[Exercise inputs start]

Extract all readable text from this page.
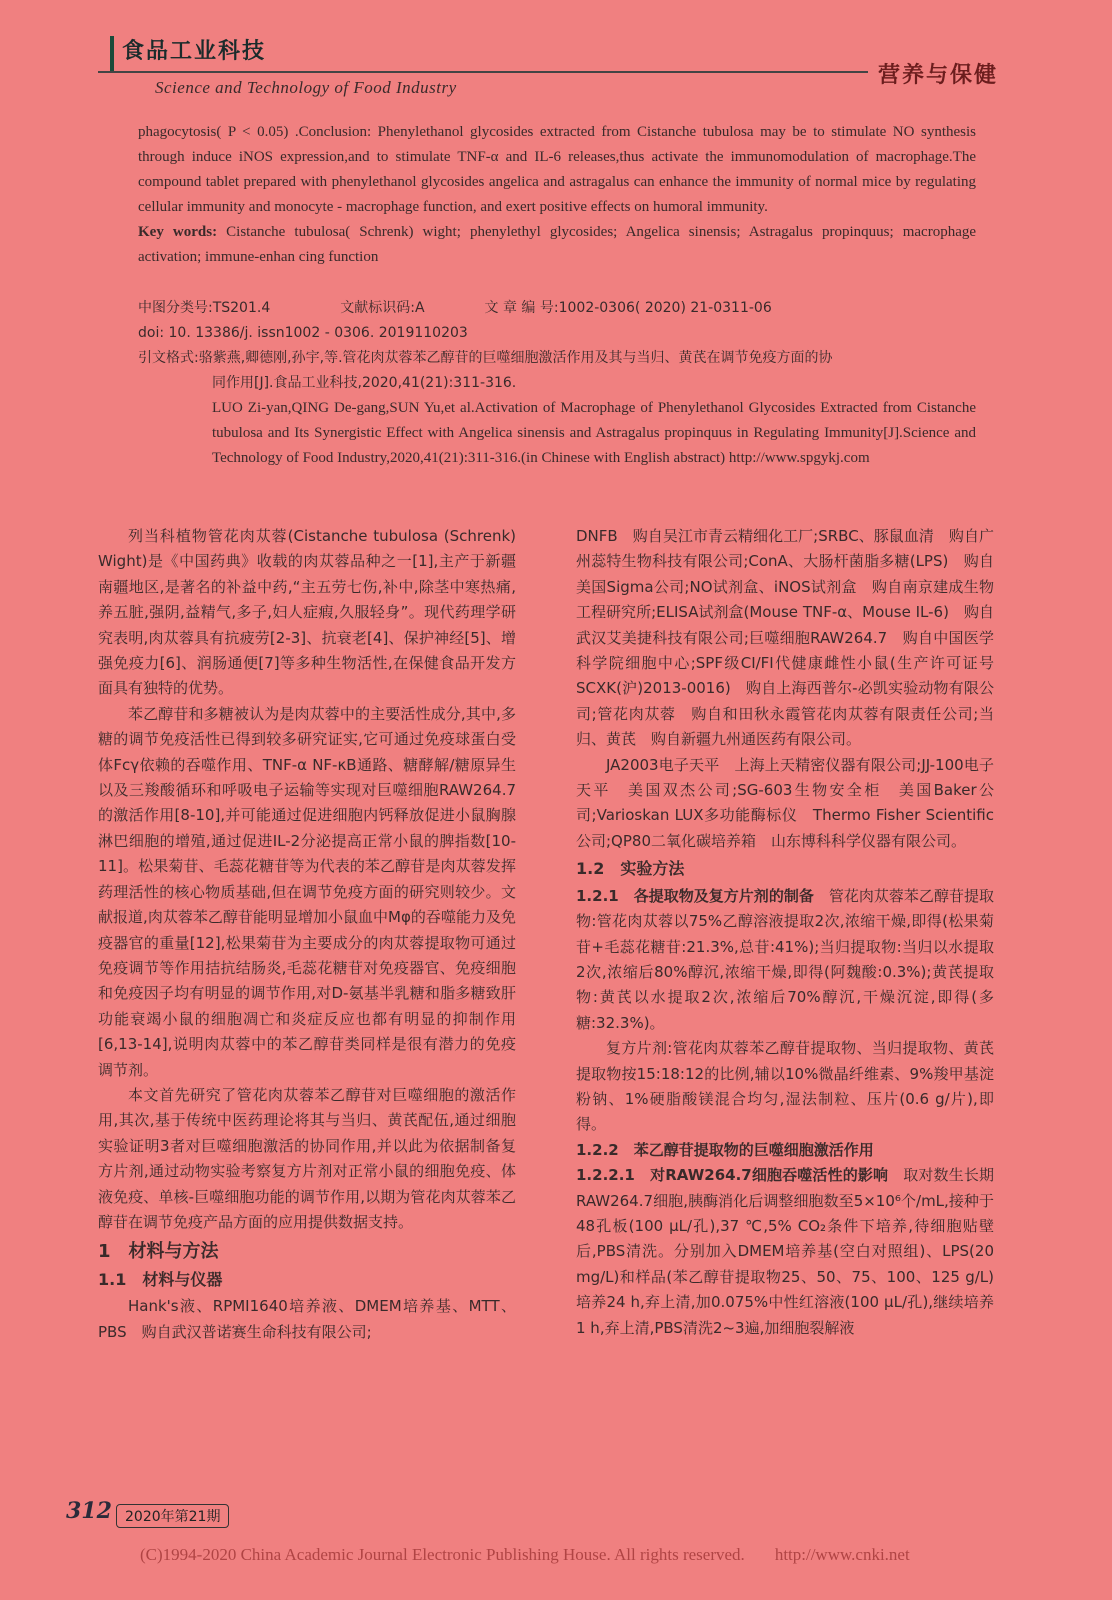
食品工业科技
Science and Technology of Food Industry	营养与保健

phagocytosis( P < 0.05) .Conclusion: Phenylethanol glycosides extracted from Cistanche tubulosa may be to stimulate NO synthesis through induce iNOS expression,and to stimulate TNF-α and IL-6 releases,thus activate the immunomodulation of macrophage.The compound tablet prepared with phenylethanol glycosides angelica and astragalus can enhance the immunity of normal mice by regulating cellular immunity and monocyte - macrophage function, and exert positive effects on humoral immunity.

Key words: Cistanche tubulosa( Schrenk) wight; phenylethyl glycosides; Angelica sinensis; Astragalus propinquus; macrophage activation; immune-enhan cing function

中图分类号:TS201.4	文献标识码:A	文 章 编 号:1002-0306( 2020) 21-0311-06
doi: 10. 13386/j. issn1002 - 0306. 2019110203

引文格式:骆紫燕,卿德刚,孙宇,等.管花肉苁蓉苯乙醇苷的巨噬细胞激活作用及其与当归、黄芪在调节免疫方面的协

同作用[J].食品工业科技,2020,41(21):311-316.

LUO Zi-yan,QING De-gang,SUN Yu,et al.Activation of Macrophage of Phenylethanol Glycosides Extracted from Cistanche tubulosa and Its Synergistic Effect with Angelica sinensis and Astragalus propinquus in Regulating Immunity[J].Science and Technology of Food Industry,2020,41(21):311-316.(in Chinese with English abstract) http://www.spgykj.com

列当科植物管花肉苁蓉(Cistanche tubulosa (Schrenk) Wight)是《中国药典》收载的肉苁蓉品种之一[1],主产于新疆南疆地区,是著名的补益中药,“主五劳七伤,补中,除茎中寒热痛,养五脏,强阴,益精气,多子,妇人症瘕,久服轻身”。现代药理学研究表明,肉苁蓉具有抗疲劳[2-3]、抗衰老[4]、保护神经[5]、增强免疫力[6]、润肠通便[7]等多种生物活性,在保健食品开发方面具有独特的优势。

苯乙醇苷和多糖被认为是肉苁蓉中的主要活性成分,其中,多糖的调节免疫活性已得到较多研究证实,它可通过免疫球蛋白受体Fcγ依赖的吞噬作用、TNF-α NF-κB通路、糖酵解/糖原异生以及三羧酸循环和呼吸电子运输等实现对巨噬细胞RAW264.7的激活作用[8-10],并可能通过促进细胞内钙释放促进小鼠胸腺淋巴细胞的增殖,通过促进IL-2分泌提高正常小鼠的脾指数[10-11]。松果菊苷、毛蕊花糖苷等为代表的苯乙醇苷是肉苁蓉发挥药理活性的核心物质基础,但在调节免疫方面的研究则较少。文献报道,肉苁蓉苯乙醇苷能明显增加小鼠血中Mφ的吞噬能力及免疫器官的重量[12],松果菊苷为主要成分的肉苁蓉提取物可通过免疫调节等作用拮抗结肠炎,毛蕊花糖苷对免疫器官、免疫细胞和免疫因子均有明显的调节作用,对D-氨基半乳糖和脂多糖致肝功能衰竭小鼠的细胞凋亡和炎症反应也都有明显的抑制作用[6,13-14],说明肉苁蓉中的苯乙醇苷类同样是很有潜力的免疫调节剂。

本文首先研究了管花肉苁蓉苯乙醇苷对巨噬细胞的激活作用,其次,基于传统中医药理论将其与当归、黄芪配伍,通过细胞实验证明3者对巨噬细胞激活的协同作用,并以此为依据制备复方片剂,通过动物实验考察复方片剂对正常小鼠的细胞免疫、体液免疫、单核-巨噬细胞功能的调节作用,以期为管花肉苁蓉苯乙醇苷在调节免疫产品方面的应用提供数据支持。

1　材料与方法
1.1　材料与仪器

Hank's液、RPMI1640培养液、DMEM培养基、MTT、PBS　购自武汉普诺赛生命科技有限公司;

DNFB　购自吴江市青云精细化工厂;SRBC、豚鼠血清　购自广州蕊特生物科技有限公司;ConA、大肠杆菌脂多糖(LPS)　购自美国Sigma公司;NO试剂盒、iNOS试剂盒　购自南京建成生物工程研究所;ELISA试剂盒(Mouse TNF-α、Mouse IL-6)　购自武汉艾美捷科技有限公司;巨噬细胞RAW264.7　购自中国医学科学院细胞中心;SPF级CI/FI代健康雌性小鼠(生产许可证号SCXK(沪)2013-0016)　购自上海西普尔-必凯实验动物有限公司;管花肉苁蓉　购自和田秋永霞管花肉苁蓉有限责任公司;当归、黄芪　购自新疆九州通医药有限公司。

JA2003电子天平　上海上天精密仪器有限公司;JJ-100电子天平　美国双杰公司;SG-603生物安全柜　美国Baker公司;Varioskan LUX多功能酶标仪　Thermo Fisher Scientific公司;QP80二氧化碳培养箱　山东博科科学仪器有限公司。

1.2　实验方法

1.2.1　各提取物及复方片剂的制备　 管花肉苁蓉苯乙醇苷提取物:管花肉苁蓉以75%乙醇溶液提取2次,浓缩干燥,即得(松果菊苷+毛蕊花糖苷:21.3%,总苷:41%);当归提取物:当归以水提取2次,浓缩后80%醇沉,浓缩干燥,即得(阿魏酸:0.3%);黄芪提取物:黄芪以水提取2次,浓缩后70%醇沉,干燥沉淀,即得(多糖:32.3%)。

复方片剂:管花肉苁蓉苯乙醇苷提取物、当归提取物、黄芪提取物按15:18:12的比例,辅以10%微晶纤维素、9%羧甲基淀粉钠、1%硬脂酸镁混合均匀,湿法制粒、压片(0.6 g/片),即得。

1.2.2　苯乙醇苷提取物的巨噬细胞激活作用

1.2.2.1　对RAW264.7细胞吞噬活性的影响　 取对数生长期RAW264.7细胞,胰酶消化后调整细胞数至5×10⁶个/mL,接种于48孔板(100 μL/孔),37 ℃,5% CO₂条件下培养,待细胞贴壁后,PBS清洗。分别加入DMEM培养基(空白对照组)、LPS(20 mg/L)和样品(苯乙醇苷提取物25、50、75、100、125 g/L)培养24 h,弃上清,加0.075%中性红溶液(100 μL/孔),继续培养1 h,弃上清,PBS清洗2~3遍,加细胞裂解液

312 2020年第21期
(C)1994-2020 China Academic Journal Electronic Publishing House. All rights reserved. http://www.cnki.net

[Exercise inputs end]

> What is needed: Copy out all of the material exactly as written, without its pictures.

> Answer for the task:
Extract all readable text from this page.
食品工业科技
Science and Technology of Food Industry	营养与保健

phagocytosis( P < 0.05) .Conclusion: Phenylethanol glycosides extracted from Cistanche tubulosa may be to stimulate NO synthesis through induce iNOS expression,and to stimulate TNF-α and IL-6 releases,thus activate the immunomodulation of macrophage.The compound tablet prepared with phenylethanol glycosides angelica and astragalus can enhance the immunity of normal mice by regulating cellular immunity and monocyte - macrophage function, and exert positive effects on humoral immunity.

Key words: Cistanche tubulosa( Schrenk) wight; phenylethyl glycosides; Angelica sinensis; Astragalus propinquus; macrophage activation; immune-enhan cing function

中图分类号:TS201.4	文献标识码:A	文 章 编 号:1002-0306( 2020) 21-0311-06
doi: 10. 13386/j. issn1002 - 0306. 2019110203

引文格式:骆紫燕,卿德刚,孙宇,等.管花肉苁蓉苯乙醇苷的巨噬细胞激活作用及其与当归、黄芪在调节免疫方面的协

同作用[J].食品工业科技,2020,41(21):311-316.

LUO Zi-yan,QING De-gang,SUN Yu,et al.Activation of Macrophage of Phenylethanol Glycosides Extracted from Cistanche tubulosa and Its Synergistic Effect with Angelica sinensis and Astragalus propinquus in Regulating Immunity[J].Science and Technology of Food Industry,2020,41(21):311-316.(in Chinese with English abstract) http://www.spgykj.com

列当科植物管花肉苁蓉(Cistanche tubulosa (Schrenk) Wight)是《中国药典》收载的肉苁蓉品种之一[1],主产于新疆南疆地区,是著名的补益中药,“主五劳七伤,补中,除茎中寒热痛,养五脏,强阴,益精气,多子,妇人症瘕,久服轻身”。现代药理学研究表明,肉苁蓉具有抗疲劳[2-3]、抗衰老[4]、保护神经[5]、增强免疫力[6]、润肠通便[7]等多种生物活性,在保健食品开发方面具有独特的优势。

苯乙醇苷和多糖被认为是肉苁蓉中的主要活性成分,其中,多糖的调节免疫活性已得到较多研究证实,它可通过免疫球蛋白受体Fcγ依赖的吞噬作用、TNF-α NF-κB通路、糖酵解/糖原异生以及三羧酸循环和呼吸电子运输等实现对巨噬细胞RAW264.7的激活作用[8-10],并可能通过促进细胞内钙释放促进小鼠胸腺淋巴细胞的增殖,通过促进IL-2分泌提高正常小鼠的脾指数[10-11]。松果菊苷、毛蕊花糖苷等为代表的苯乙醇苷是肉苁蓉发挥药理活性的核心物质基础,但在调节免疫方面的研究则较少。文献报道,肉苁蓉苯乙醇苷能明显增加小鼠血中Mφ的吞噬能力及免疫器官的重量[12],松果菊苷为主要成分的肉苁蓉提取物可通过免疫调节等作用拮抗结肠炎,毛蕊花糖苷对免疫器官、免疫细胞和免疫因子均有明显的调节作用,对D-氨基半乳糖和脂多糖致肝功能衰竭小鼠的细胞凋亡和炎症反应也都有明显的抑制作用[6,13-14],说明肉苁蓉中的苯乙醇苷类同样是很有潜力的免疫调节剂。

本文首先研究了管花肉苁蓉苯乙醇苷对巨噬细胞的激活作用,其次,基于传统中医药理论将其与当归、黄芪配伍,通过细胞实验证明3者对巨噬细胞激活的协同作用,并以此为依据制备复方片剂,通过动物实验考察复方片剂对正常小鼠的细胞免疫、体液免疫、单核-巨噬细胞功能的调节作用,以期为管花肉苁蓉苯乙醇苷在调节免疫产品方面的应用提供数据支持。

1　材料与方法
1.1　材料与仪器

Hank's液、RPMI1640培养液、DMEM培养基、MTT、PBS　购自武汉普诺赛生命科技有限公司;

DNFB　购自吴江市青云精细化工厂;SRBC、豚鼠血清　购自广州蕊特生物科技有限公司;ConA、大肠杆菌脂多糖(LPS)　购自美国Sigma公司;NO试剂盒、iNOS试剂盒　购自南京建成生物工程研究所;ELISA试剂盒(Mouse TNF-α、Mouse IL-6)　购自武汉艾美捷科技有限公司;巨噬细胞RAW264.7　购自中国医学科学院细胞中心;SPF级CI/FI代健康雌性小鼠(生产许可证号SCXK(沪)2013-0016)　购自上海西普尔-必凯实验动物有限公司;管花肉苁蓉　购自和田秋永霞管花肉苁蓉有限责任公司;当归、黄芪　购自新疆九州通医药有限公司。

JA2003电子天平　上海上天精密仪器有限公司;JJ-100电子天平　美国双杰公司;SG-603生物安全柜　美国Baker公司;Varioskan LUX多功能酶标仪　Thermo Fisher Scientific公司;QP80二氧化碳培养箱　山东博科科学仪器有限公司。

1.2　实验方法

1.2.1　各提取物及复方片剂的制备　 管花肉苁蓉苯乙醇苷提取物:管花肉苁蓉以75%乙醇溶液提取2次,浓缩干燥,即得(松果菊苷+毛蕊花糖苷:21.3%,总苷:41%);当归提取物:当归以水提取2次,浓缩后80%醇沉,浓缩干燥,即得(阿魏酸:0.3%);黄芪提取物:黄芪以水提取2次,浓缩后70%醇沉,干燥沉淀,即得(多糖:32.3%)。

复方片剂:管花肉苁蓉苯乙醇苷提取物、当归提取物、黄芪提取物按15:18:12的比例,辅以10%微晶纤维素、9%羧甲基淀粉钠、1%硬脂酸镁混合均匀,湿法制粒、压片(0.6 g/片),即得。

1.2.2　苯乙醇苷提取物的巨噬细胞激活作用

1.2.2.1　对RAW264.7细胞吞噬活性的影响　 取对数生长期RAW264.7细胞,胰酶消化后调整细胞数至5×10⁶个/mL,接种于48孔板(100 μL/孔),37 ℃,5% CO₂条件下培养,待细胞贴壁后,PBS清洗。分别加入DMEM培养基(空白对照组)、LPS(20 mg/L)和样品(苯乙醇苷提取物25、50、75、100、125 g/L)培养24 h,弃上清,加0.075%中性红溶液(100 μL/孔),继续培养1 h,弃上清,PBS清洗2~3遍,加细胞裂解液

312 2020年第21期
(C)1994-2020 China Academic Journal Electronic Publishing House. All rights reserved. http://www.cnki.net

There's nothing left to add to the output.